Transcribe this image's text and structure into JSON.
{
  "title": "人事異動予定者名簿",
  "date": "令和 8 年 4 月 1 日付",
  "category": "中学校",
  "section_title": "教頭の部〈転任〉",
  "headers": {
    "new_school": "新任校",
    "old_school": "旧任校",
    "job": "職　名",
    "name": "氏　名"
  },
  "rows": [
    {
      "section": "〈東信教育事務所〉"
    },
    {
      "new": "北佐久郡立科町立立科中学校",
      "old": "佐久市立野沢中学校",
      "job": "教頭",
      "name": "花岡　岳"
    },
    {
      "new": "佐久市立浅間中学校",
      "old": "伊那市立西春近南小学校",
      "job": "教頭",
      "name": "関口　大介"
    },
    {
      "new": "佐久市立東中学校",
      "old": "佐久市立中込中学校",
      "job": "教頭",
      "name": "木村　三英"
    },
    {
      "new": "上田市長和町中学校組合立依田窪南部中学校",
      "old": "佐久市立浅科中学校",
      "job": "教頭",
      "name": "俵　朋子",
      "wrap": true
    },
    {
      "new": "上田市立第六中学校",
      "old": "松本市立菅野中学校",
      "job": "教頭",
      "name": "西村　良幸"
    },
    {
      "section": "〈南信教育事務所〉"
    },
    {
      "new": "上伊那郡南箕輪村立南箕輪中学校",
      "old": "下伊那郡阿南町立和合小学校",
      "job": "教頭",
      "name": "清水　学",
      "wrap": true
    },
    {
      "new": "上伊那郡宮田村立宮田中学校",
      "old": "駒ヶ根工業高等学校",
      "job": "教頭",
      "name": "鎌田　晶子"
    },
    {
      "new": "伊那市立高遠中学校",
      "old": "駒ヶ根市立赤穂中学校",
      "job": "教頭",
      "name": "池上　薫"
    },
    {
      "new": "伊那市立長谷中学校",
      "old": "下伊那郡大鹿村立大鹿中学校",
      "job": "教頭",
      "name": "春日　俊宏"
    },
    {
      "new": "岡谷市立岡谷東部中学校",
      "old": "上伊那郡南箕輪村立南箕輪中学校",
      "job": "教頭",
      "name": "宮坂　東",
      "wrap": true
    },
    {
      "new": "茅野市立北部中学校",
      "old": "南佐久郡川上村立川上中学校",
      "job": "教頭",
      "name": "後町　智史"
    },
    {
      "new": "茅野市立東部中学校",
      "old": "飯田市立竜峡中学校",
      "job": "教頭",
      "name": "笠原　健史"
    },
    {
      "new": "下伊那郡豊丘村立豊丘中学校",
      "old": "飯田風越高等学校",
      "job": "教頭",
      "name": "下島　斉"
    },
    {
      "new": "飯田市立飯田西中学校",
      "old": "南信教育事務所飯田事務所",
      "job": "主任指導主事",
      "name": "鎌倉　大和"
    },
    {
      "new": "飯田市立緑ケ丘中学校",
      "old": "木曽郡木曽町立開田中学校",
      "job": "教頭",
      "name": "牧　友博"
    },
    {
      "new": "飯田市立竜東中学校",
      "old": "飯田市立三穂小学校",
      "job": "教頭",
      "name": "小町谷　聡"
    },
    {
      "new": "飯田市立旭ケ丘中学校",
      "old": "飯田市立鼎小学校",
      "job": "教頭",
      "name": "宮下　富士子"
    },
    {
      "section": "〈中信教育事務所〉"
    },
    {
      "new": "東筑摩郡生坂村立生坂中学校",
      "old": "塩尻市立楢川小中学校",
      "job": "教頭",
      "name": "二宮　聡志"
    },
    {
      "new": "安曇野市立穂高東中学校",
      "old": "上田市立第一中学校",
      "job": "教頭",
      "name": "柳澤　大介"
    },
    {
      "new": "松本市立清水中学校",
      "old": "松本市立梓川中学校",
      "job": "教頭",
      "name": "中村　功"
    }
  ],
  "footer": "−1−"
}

SHORT TASK:
Extract each line of the material exactly as it stands.

ANSWER TO THIS PROBLEM:
Transcribe this image's text and structure into JSON.
{
  "title": "人事異動予定者名簿",
  "date": "令和 8 年 4 月 1 日付",
  "category": "中学校",
  "section_title": "教頭の部〈転任〉",
  "headers": {
    "new_school": "新任校",
    "old_school": "旧任校",
    "job": "職　名",
    "name": "氏　名"
  },
  "rows": [
    {
      "section": "〈東信教育事務所〉"
    },
    {
      "new": "北佐久郡立科町立立科中学校",
      "old": "佐久市立野沢中学校",
      "job": "教頭",
      "name": "花岡　岳"
    },
    {
      "new": "佐久市立浅間中学校",
      "old": "伊那市立西春近南小学校",
      "job": "教頭",
      "name": "関口　大介"
    },
    {
      "new": "佐久市立東中学校",
      "old": "佐久市立中込中学校",
      "job": "教頭",
      "name": "木村　三英"
    },
    {
      "new": "上田市長和町中学校組合立依田窪南部中学校",
      "old": "佐久市立浅科中学校",
      "job": "教頭",
      "name": "俵　朋子",
      "wrap": true
    },
    {
      "new": "上田市立第六中学校",
      "old": "松本市立菅野中学校",
      "job": "教頭",
      "name": "西村　良幸"
    },
    {
      "section": "〈南信教育事務所〉"
    },
    {
      "new": "上伊那郡南箕輪村立南箕輪中学校",
      "old": "下伊那郡阿南町立和合小学校",
      "job": "教頭",
      "name": "清水　学",
      "wrap": true
    },
    {
      "new": "上伊那郡宮田村立宮田中学校",
      "old": "駒ヶ根工業高等学校",
      "job": "教頭",
      "name": "鎌田　晶子"
    },
    {
      "new": "伊那市立高遠中学校",
      "old": "駒ヶ根市立赤穂中学校",
      "job": "教頭",
      "name": "池上　薫"
    },
    {
      "new": "伊那市立長谷中学校",
      "old": "下伊那郡大鹿村立大鹿中学校",
      "job": "教頭",
      "name": "春日　俊宏"
    },
    {
      "new": "岡谷市立岡谷東部中学校",
      "old": "上伊那郡南箕輪村立南箕輪中学校",
      "job": "教頭",
      "name": "宮坂　東",
      "wrap": true
    },
    {
      "new": "茅野市立北部中学校",
      "old": "南佐久郡川上村立川上中学校",
      "job": "教頭",
      "name": "後町　智史"
    },
    {
      "new": "茅野市立東部中学校",
      "old": "飯田市立竜峡中学校",
      "job": "教頭",
      "name": "笠原　健史"
    },
    {
      "new": "下伊那郡豊丘村立豊丘中学校",
      "old": "飯田風越高等学校",
      "job": "教頭",
      "name": "下島　斉"
    },
    {
      "new": "飯田市立飯田西中学校",
      "old": "南信教育事務所飯田事務所",
      "job": "主任指導主事",
      "name": "鎌倉　大和"
    },
    {
      "new": "飯田市立緑ケ丘中学校",
      "old": "木曽郡木曽町立開田中学校",
      "job": "教頭",
      "name": "牧　友博"
    },
    {
      "new": "飯田市立竜東中学校",
      "old": "飯田市立三穂小学校",
      "job": "教頭",
      "name": "小町谷　聡"
    },
    {
      "new": "飯田市立旭ケ丘中学校",
      "old": "飯田市立鼎小学校",
      "job": "教頭",
      "name": "宮下　富士子"
    },
    {
      "section": "〈中信教育事務所〉"
    },
    {
      "new": "東筑摩郡生坂村立生坂中学校",
      "old": "塩尻市立楢川小中学校",
      "job": "教頭",
      "name": "二宮　聡志"
    },
    {
      "new": "安曇野市立穂高東中学校",
      "old": "上田市立第一中学校",
      "job": "教頭",
      "name": "柳澤　大介"
    },
    {
      "new": "松本市立清水中学校",
      "old": "松本市立梓川中学校",
      "job": "教頭",
      "name": "中村　功"
    }
  ],
  "footer": "−1−"
}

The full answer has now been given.